(Dataset entries on figures)

┄┄┄┄┄┄┄┄┄┄┄┄┄┄┄┄┄┄┄┄

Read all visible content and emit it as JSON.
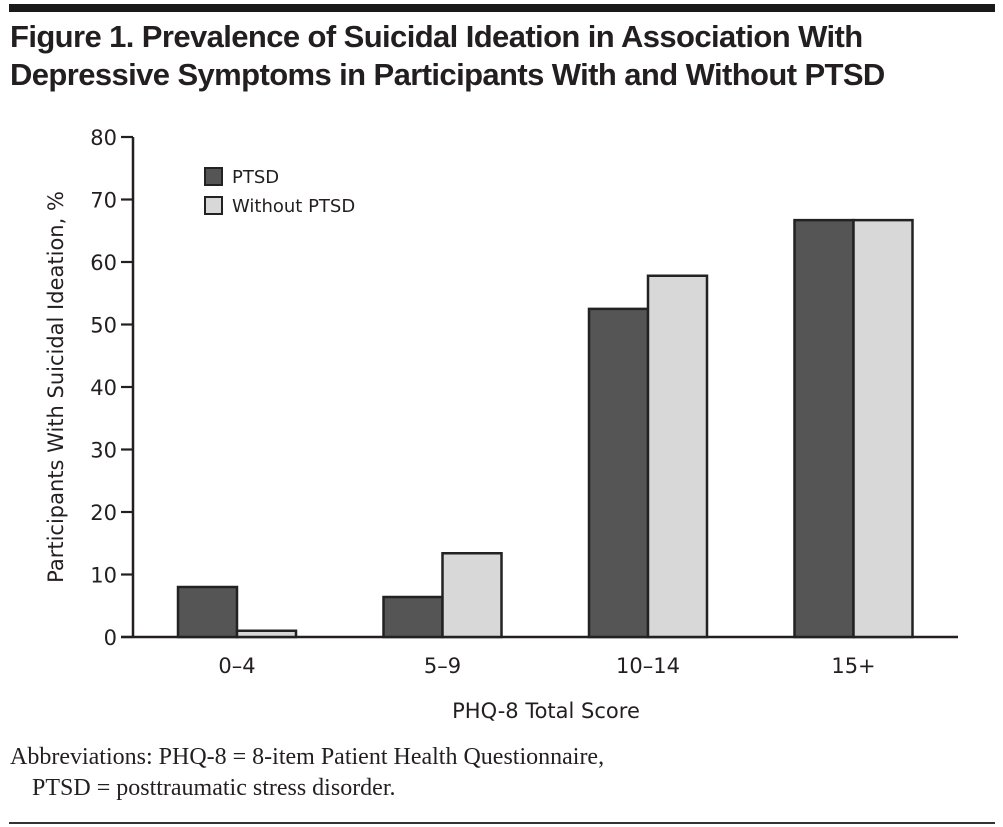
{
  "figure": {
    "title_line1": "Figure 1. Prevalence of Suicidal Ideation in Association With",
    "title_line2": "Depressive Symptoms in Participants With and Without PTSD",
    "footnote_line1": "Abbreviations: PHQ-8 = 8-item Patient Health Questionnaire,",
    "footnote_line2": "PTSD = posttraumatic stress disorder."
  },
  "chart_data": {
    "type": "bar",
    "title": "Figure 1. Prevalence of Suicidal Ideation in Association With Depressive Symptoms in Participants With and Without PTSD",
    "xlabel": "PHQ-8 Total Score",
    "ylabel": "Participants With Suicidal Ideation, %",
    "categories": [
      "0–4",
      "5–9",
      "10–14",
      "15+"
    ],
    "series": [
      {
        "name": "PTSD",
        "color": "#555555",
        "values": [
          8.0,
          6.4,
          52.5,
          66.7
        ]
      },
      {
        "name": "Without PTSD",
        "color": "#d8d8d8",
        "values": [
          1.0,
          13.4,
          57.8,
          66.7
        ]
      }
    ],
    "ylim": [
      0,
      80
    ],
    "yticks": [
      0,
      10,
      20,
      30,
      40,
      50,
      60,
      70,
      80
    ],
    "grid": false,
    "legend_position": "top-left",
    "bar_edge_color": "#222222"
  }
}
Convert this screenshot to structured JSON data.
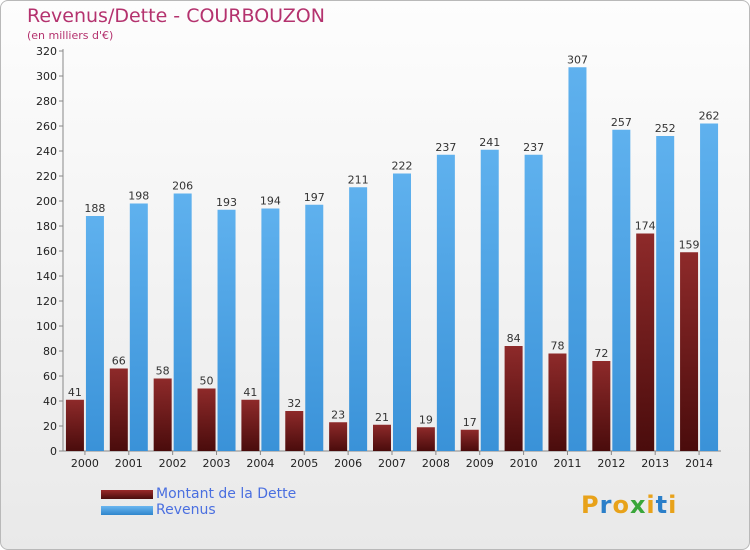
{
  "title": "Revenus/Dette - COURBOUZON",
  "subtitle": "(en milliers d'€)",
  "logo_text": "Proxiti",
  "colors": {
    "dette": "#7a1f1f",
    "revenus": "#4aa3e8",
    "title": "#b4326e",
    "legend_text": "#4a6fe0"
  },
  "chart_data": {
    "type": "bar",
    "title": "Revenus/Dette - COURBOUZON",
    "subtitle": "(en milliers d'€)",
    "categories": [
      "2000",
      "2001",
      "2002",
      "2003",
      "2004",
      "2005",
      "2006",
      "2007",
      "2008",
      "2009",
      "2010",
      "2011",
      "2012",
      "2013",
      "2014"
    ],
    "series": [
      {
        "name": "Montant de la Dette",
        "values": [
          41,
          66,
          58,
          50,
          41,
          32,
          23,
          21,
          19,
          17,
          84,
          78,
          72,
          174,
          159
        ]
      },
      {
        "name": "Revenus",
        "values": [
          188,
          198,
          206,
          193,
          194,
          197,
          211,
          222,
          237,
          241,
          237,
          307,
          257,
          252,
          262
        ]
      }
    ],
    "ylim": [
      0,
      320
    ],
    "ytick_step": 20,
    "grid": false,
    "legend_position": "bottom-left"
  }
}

┄┄┄┄┄┄┄┄┄┄┄┄┄┄┄┄┄┄┄┄

**EXERCISE GOAL**
Can you restate all the records above word for word while dropping the pictures?

**SOLUTION TO THIS PROBLEM**
Read all visible content and emit it as JSON.
{
  "figure": {
    "title_line1": "Figure 1. Prevalence of Suicidal Ideation in Association With",
    "title_line2": "Depressive Symptoms in Participants With and Without PTSD",
    "footnote_line1": "Abbreviations: PHQ-8 = 8-item Patient Health Questionnaire,",
    "footnote_line2": "PTSD = posttraumatic stress disorder."
  },
  "chart_data": {
    "type": "bar",
    "title": "Figure 1. Prevalence of Suicidal Ideation in Association With Depressive Symptoms in Participants With and Without PTSD",
    "xlabel": "PHQ-8 Total Score",
    "ylabel": "Participants With Suicidal Ideation, %",
    "categories": [
      "0–4",
      "5–9",
      "10–14",
      "15+"
    ],
    "series": [
      {
        "name": "PTSD",
        "color": "#555555",
        "values": [
          8.0,
          6.4,
          52.5,
          66.7
        ]
      },
      {
        "name": "Without PTSD",
        "color": "#d8d8d8",
        "values": [
          1.0,
          13.4,
          57.8,
          66.7
        ]
      }
    ],
    "ylim": [
      0,
      80
    ],
    "yticks": [
      0,
      10,
      20,
      30,
      40,
      50,
      60,
      70,
      80
    ],
    "grid": false,
    "legend_position": "top-left",
    "bar_edge_color": "#222222"
  }
}
Convert this screenshot to structured JSON data.
{
  "title": "Revenus/Dette - COURBOUZON",
  "subtitle": "(en milliers d'€)",
  "logo_text": "Proxiti",
  "colors": {
    "dette": "#7a1f1f",
    "revenus": "#4aa3e8",
    "title": "#b4326e",
    "legend_text": "#4a6fe0"
  },
  "chart_data": {
    "type": "bar",
    "title": "Revenus/Dette - COURBOUZON",
    "subtitle": "(en milliers d'€)",
    "categories": [
      "2000",
      "2001",
      "2002",
      "2003",
      "2004",
      "2005",
      "2006",
      "2007",
      "2008",
      "2009",
      "2010",
      "2011",
      "2012",
      "2013",
      "2014"
    ],
    "series": [
      {
        "name": "Montant de la Dette",
        "values": [
          41,
          66,
          58,
          50,
          41,
          32,
          23,
          21,
          19,
          17,
          84,
          78,
          72,
          174,
          159
        ]
      },
      {
        "name": "Revenus",
        "values": [
          188,
          198,
          206,
          193,
          194,
          197,
          211,
          222,
          237,
          241,
          237,
          307,
          257,
          252,
          262
        ]
      }
    ],
    "ylim": [
      0,
      320
    ],
    "ytick_step": 20,
    "grid": false,
    "legend_position": "bottom-left"
  }
}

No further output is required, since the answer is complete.